Recorded data
● ● ● ●
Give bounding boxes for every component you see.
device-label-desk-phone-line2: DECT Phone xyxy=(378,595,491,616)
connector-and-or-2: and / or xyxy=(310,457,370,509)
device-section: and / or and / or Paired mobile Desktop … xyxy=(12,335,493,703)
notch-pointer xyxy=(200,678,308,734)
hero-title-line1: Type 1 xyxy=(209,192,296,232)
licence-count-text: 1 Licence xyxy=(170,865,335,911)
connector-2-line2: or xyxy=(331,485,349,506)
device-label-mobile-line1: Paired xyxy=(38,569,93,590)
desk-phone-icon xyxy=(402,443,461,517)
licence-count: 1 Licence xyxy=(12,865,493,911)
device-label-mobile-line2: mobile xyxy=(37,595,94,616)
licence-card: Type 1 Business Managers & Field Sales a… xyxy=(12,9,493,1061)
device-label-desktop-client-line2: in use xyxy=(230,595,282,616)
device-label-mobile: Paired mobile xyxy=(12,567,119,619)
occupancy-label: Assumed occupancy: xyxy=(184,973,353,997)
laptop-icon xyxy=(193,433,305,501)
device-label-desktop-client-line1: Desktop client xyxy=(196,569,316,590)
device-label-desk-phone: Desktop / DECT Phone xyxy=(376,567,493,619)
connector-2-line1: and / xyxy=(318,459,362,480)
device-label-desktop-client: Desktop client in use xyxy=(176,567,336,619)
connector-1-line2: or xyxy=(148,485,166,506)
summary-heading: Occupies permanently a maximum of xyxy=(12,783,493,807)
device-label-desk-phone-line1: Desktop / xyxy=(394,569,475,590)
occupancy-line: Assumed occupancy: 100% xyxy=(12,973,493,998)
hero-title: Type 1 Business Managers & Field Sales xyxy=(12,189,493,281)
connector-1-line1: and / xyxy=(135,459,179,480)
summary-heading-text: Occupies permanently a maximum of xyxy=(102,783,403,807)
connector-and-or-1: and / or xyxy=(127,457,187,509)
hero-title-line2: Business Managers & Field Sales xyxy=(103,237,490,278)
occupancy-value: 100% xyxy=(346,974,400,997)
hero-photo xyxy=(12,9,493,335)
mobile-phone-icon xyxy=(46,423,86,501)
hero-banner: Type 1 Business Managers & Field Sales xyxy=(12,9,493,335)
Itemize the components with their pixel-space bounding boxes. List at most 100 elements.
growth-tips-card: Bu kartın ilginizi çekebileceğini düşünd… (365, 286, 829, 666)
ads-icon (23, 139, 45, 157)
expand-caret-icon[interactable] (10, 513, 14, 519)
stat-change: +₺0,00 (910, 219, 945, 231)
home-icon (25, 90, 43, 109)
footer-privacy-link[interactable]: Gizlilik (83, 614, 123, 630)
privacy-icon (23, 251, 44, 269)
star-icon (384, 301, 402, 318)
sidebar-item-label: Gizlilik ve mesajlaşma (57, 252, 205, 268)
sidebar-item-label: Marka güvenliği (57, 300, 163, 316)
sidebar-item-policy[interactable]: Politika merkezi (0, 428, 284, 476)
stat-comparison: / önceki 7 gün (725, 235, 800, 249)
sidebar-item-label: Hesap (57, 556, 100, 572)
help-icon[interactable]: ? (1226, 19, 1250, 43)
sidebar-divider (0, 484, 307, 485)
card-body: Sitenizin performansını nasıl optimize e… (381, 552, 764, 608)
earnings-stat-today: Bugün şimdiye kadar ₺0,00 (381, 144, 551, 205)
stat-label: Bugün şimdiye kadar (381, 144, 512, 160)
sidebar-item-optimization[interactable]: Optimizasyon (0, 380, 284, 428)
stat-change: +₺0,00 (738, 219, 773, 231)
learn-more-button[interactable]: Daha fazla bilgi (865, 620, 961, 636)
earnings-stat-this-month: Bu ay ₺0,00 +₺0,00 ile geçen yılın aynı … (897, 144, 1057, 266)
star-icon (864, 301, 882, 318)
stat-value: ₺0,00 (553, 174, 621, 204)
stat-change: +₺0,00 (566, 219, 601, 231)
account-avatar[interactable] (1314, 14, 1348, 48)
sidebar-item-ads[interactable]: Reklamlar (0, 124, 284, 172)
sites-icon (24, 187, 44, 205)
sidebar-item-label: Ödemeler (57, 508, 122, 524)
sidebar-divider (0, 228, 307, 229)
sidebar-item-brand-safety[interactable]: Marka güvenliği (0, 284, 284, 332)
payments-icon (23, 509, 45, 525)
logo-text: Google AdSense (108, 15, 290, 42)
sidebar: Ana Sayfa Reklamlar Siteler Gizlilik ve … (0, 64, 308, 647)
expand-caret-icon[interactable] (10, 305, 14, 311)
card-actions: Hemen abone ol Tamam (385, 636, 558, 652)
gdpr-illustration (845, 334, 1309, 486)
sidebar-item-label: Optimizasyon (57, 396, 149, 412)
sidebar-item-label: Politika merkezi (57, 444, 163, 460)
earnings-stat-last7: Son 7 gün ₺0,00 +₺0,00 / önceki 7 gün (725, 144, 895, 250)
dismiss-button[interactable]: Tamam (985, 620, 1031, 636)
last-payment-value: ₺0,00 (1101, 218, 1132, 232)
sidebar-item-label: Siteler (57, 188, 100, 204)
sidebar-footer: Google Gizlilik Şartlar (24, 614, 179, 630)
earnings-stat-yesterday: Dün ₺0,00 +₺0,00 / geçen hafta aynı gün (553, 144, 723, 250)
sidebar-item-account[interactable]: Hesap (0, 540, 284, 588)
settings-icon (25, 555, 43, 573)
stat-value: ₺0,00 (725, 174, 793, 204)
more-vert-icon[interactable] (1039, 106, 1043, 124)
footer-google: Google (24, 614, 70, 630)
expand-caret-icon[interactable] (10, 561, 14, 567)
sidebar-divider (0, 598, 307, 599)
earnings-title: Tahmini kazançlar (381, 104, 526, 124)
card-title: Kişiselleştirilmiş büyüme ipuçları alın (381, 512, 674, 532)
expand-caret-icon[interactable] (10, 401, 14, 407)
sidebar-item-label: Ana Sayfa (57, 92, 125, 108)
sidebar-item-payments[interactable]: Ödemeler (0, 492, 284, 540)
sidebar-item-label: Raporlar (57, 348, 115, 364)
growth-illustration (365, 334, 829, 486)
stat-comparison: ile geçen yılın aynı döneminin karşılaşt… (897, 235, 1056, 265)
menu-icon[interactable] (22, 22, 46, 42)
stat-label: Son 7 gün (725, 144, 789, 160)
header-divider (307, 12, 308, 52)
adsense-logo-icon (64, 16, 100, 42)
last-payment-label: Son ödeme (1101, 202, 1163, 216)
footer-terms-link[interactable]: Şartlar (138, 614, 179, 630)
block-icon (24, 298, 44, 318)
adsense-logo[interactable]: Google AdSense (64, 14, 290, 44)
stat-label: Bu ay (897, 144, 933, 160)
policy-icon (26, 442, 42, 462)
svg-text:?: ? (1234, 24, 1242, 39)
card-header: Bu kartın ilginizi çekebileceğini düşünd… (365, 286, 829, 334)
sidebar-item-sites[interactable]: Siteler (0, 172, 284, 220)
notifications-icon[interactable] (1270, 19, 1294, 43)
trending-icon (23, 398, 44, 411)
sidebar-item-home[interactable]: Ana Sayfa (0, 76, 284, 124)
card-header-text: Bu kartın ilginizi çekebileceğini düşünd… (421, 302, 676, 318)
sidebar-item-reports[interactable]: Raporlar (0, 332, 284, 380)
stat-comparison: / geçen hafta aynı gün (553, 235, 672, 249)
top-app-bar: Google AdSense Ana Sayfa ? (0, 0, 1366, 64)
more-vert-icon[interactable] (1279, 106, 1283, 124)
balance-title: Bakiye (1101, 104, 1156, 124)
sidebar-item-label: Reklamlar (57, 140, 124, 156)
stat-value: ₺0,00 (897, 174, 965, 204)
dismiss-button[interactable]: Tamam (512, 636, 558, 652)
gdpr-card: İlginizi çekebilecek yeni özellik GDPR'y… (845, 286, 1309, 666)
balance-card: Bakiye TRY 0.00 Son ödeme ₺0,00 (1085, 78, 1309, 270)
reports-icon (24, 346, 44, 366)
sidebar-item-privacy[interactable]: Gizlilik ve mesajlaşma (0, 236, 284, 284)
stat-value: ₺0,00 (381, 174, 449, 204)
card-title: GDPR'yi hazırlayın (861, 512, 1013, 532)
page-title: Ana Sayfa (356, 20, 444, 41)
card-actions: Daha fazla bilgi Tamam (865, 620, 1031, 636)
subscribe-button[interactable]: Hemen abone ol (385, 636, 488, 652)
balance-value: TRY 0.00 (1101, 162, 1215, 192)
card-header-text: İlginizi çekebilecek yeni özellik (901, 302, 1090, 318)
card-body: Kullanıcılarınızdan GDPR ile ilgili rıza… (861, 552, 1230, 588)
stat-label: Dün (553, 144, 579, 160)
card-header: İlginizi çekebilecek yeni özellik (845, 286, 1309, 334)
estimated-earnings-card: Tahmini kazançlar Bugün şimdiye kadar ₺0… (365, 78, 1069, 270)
● ● ● ●
__AIM__.
Express the records as a Markdown table with the columns "Row" and "Line," one row per line and blank lines omitted. Begin at the first line of the records and stop after the line that contains "occupancy-label: Assumed occupancy: xyxy=(184,973,353,997)".

__CORRECT OUTPUT__.
| Row | Line |
|---|---|
| 1 | Give bounding boxes for every component you see. |
| 2 | device-label-desk-phone-line2: DECT Phone xyxy=(378,595,491,616) |
| 3 | connector-and-or-2: and / or xyxy=(310,457,370,509) |
| 4 | device-section: and / or and / or Paired mobile Desktop … xyxy=(12,335,493,703) |
| 5 | notch-pointer xyxy=(200,678,308,734) |
| 6 | hero-title-line1: Type 1 xyxy=(209,192,296,232) |
| 7 | licence-count-text: 1 Licence xyxy=(170,865,335,911) |
| 8 | connector-2-line2: or xyxy=(331,485,349,506) |
| 9 | device-label-mobile-line1: Paired xyxy=(38,569,93,590) |
| 10 | desk-phone-icon xyxy=(402,443,461,517) |
| 11 | licence-count: 1 Licence xyxy=(12,865,493,911) |
| 12 | device-label-mobile-line2: mobile xyxy=(37,595,94,616) |
| 13 | licence-card: Type 1 Business Managers & Field Sales a… xyxy=(12,9,493,1061) |
| 14 | device-label-desktop-client-line2: in use xyxy=(230,595,282,616) |
| 15 | device-label-mobile: Paired mobile xyxy=(12,567,119,619) |
| 16 | occupancy-label: Assumed occupancy: xyxy=(184,973,353,997) |